- **Document passage**
# # #
I think it's wonderful when people out themselves as ass-clowns, like Ted Turner just did.  It's one of the reasons I will fight for anyone's right to express themselves. 

How else would we know whom to avoid?

Computerized voting machines = bad idea

If they're not being programmed to record only votes for one candidate, they're screwing up because their software needs re-calibrated

I am so glad that my district still uses paper ballots, and paper ballots that require a pen connecting the line to the candidate for which an individual wants to vote.

"Goodies." Lord bless 'em.

I've been boxing up clutter to decide what to do with it for a couple of weeks, now.  And I've taken four diaper boxes (BIG boxes--200 size 4 diapers per box) full of stuff over for them to sort through and take what they wanted, three boxes of clothes, and one of kitchen stuff.
# # #
- **Items drawn from a data source**

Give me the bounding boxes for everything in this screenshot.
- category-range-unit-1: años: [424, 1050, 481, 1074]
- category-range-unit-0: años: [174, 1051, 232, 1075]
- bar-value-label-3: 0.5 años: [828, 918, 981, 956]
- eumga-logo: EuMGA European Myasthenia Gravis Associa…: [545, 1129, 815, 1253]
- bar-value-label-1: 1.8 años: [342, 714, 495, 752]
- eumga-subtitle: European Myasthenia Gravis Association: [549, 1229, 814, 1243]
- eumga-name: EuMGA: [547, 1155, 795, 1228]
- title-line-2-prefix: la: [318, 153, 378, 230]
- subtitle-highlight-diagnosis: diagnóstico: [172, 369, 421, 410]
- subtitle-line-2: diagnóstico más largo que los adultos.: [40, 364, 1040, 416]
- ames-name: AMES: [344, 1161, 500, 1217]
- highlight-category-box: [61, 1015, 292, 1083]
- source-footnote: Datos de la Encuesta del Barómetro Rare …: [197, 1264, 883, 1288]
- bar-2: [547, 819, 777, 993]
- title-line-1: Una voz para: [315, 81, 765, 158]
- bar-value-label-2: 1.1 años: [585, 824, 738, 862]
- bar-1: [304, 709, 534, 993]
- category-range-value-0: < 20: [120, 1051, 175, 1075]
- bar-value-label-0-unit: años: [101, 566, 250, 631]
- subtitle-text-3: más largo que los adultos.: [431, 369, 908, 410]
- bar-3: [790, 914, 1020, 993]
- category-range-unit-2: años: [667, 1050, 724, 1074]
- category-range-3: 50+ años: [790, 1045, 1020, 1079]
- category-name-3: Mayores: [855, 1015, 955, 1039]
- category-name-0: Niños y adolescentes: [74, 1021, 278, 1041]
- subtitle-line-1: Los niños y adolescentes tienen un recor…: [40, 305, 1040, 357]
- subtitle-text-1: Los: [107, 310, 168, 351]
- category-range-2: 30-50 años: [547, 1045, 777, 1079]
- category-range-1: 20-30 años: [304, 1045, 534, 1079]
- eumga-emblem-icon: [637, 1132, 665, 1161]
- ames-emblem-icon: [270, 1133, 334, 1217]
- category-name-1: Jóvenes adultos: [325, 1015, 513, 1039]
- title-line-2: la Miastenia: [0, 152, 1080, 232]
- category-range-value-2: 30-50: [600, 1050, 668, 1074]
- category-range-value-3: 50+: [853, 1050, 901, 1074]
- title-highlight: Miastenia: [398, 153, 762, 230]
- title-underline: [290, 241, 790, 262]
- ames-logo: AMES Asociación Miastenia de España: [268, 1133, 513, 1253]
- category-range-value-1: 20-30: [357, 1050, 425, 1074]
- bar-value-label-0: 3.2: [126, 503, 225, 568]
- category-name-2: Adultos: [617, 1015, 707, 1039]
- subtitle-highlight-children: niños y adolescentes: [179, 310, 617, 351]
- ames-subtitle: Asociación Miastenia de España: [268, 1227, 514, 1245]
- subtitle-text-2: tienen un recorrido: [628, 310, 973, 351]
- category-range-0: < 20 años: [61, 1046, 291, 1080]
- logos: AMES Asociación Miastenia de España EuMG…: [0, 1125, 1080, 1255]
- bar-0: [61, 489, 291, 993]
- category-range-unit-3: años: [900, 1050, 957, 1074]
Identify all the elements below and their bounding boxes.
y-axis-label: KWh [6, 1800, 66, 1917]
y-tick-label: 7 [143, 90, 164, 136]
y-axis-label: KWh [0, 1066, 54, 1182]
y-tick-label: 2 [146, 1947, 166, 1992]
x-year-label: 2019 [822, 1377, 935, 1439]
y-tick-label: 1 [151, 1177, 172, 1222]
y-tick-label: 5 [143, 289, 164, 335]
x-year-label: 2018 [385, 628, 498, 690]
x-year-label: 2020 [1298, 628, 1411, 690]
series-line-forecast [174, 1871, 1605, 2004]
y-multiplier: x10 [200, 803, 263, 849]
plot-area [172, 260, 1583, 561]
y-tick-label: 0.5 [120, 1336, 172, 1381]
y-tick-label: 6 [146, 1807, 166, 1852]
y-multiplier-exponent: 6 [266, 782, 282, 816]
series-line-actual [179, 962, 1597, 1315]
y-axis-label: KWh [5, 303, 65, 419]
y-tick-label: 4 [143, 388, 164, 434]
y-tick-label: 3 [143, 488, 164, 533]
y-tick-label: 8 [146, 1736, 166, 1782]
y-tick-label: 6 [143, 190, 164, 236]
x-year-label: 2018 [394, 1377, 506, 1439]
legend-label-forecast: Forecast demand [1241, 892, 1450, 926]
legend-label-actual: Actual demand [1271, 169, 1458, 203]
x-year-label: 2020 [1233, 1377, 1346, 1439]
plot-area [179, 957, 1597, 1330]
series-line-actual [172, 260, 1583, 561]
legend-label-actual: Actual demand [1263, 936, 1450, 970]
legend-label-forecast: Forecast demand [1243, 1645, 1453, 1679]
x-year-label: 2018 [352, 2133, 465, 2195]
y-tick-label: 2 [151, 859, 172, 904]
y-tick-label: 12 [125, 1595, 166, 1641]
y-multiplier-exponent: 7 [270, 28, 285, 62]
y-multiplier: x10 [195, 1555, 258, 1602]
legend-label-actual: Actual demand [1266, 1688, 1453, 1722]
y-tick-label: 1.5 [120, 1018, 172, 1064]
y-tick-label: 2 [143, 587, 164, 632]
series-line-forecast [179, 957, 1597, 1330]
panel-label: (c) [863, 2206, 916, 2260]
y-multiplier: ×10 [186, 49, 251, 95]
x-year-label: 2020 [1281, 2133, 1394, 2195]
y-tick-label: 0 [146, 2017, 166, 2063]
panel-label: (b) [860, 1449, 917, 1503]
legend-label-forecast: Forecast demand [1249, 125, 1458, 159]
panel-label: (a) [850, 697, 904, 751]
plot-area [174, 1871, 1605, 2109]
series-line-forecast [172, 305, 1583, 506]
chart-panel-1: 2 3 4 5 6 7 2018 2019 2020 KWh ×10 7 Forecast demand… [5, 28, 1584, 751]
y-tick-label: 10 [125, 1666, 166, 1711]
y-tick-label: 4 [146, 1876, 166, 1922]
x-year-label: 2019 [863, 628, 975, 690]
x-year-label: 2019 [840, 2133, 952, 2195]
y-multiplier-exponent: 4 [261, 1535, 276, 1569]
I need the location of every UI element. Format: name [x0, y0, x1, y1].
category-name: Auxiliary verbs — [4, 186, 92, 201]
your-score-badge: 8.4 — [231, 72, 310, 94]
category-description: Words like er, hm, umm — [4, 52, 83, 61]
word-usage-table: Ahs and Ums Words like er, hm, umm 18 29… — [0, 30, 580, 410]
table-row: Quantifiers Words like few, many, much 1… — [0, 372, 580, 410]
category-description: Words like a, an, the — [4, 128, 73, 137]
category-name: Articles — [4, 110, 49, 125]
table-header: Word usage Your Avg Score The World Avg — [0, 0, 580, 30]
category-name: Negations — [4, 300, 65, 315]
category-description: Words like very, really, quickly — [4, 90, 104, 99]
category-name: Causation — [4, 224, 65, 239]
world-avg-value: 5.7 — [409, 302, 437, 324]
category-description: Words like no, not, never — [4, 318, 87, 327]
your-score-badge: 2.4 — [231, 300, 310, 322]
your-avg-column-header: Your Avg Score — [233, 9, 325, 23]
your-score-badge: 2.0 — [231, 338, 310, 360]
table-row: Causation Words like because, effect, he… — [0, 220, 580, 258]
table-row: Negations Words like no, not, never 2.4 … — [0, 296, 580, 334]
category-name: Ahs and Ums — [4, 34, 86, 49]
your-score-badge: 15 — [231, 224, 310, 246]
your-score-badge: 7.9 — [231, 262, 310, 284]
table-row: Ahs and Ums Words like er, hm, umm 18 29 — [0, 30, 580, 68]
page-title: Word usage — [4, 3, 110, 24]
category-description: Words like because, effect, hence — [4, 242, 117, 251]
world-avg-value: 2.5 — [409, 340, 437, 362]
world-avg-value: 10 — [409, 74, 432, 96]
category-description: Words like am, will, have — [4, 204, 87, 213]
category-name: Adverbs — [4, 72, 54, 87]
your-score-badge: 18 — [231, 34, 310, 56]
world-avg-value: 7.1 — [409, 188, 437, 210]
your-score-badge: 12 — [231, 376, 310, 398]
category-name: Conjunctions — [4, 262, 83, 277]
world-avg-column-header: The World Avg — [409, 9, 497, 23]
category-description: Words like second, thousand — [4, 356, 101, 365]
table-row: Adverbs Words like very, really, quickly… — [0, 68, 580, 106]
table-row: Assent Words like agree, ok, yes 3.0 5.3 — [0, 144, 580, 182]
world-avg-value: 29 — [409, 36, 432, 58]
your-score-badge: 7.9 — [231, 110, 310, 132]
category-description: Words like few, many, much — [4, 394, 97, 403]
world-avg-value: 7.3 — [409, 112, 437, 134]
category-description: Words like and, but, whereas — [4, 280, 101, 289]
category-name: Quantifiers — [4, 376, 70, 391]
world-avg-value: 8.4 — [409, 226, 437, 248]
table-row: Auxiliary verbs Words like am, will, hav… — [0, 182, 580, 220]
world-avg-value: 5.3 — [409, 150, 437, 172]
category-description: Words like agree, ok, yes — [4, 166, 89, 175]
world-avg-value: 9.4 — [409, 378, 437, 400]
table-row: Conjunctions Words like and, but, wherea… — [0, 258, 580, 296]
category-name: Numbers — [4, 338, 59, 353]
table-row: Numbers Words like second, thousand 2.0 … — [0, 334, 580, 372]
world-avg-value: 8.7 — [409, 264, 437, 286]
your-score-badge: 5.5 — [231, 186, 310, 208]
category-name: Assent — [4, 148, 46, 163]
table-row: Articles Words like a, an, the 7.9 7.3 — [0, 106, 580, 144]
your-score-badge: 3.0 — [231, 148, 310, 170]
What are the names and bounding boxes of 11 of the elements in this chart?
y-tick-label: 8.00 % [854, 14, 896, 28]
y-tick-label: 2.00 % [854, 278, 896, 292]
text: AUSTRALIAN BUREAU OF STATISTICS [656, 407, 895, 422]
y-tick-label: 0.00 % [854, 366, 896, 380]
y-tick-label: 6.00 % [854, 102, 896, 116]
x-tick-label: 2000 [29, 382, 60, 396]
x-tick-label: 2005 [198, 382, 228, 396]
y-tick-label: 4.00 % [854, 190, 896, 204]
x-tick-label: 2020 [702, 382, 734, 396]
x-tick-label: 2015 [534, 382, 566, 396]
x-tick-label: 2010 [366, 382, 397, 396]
# # #
- **Goals**
A – Indicate whether each statement agrees with the blog post, answering yes or no and quoting the deciding words: (i) The writer's district uses computerized voting machines. (ii) Each diaper box held 200 size 4 diapers. (iii) The writer took two boxes of clothes over.
B – According to the blog post, for how long has the writer been boxing up clutter?
The records have no connection to the blog post.

- **Outputs**
A –
(i) No: "I am so glad that my district still uses paper ballots"
(ii) Yes: "200 size 4 diapers per box"
(iii) No: "three boxes of clothes"

B – For a couple of weeks.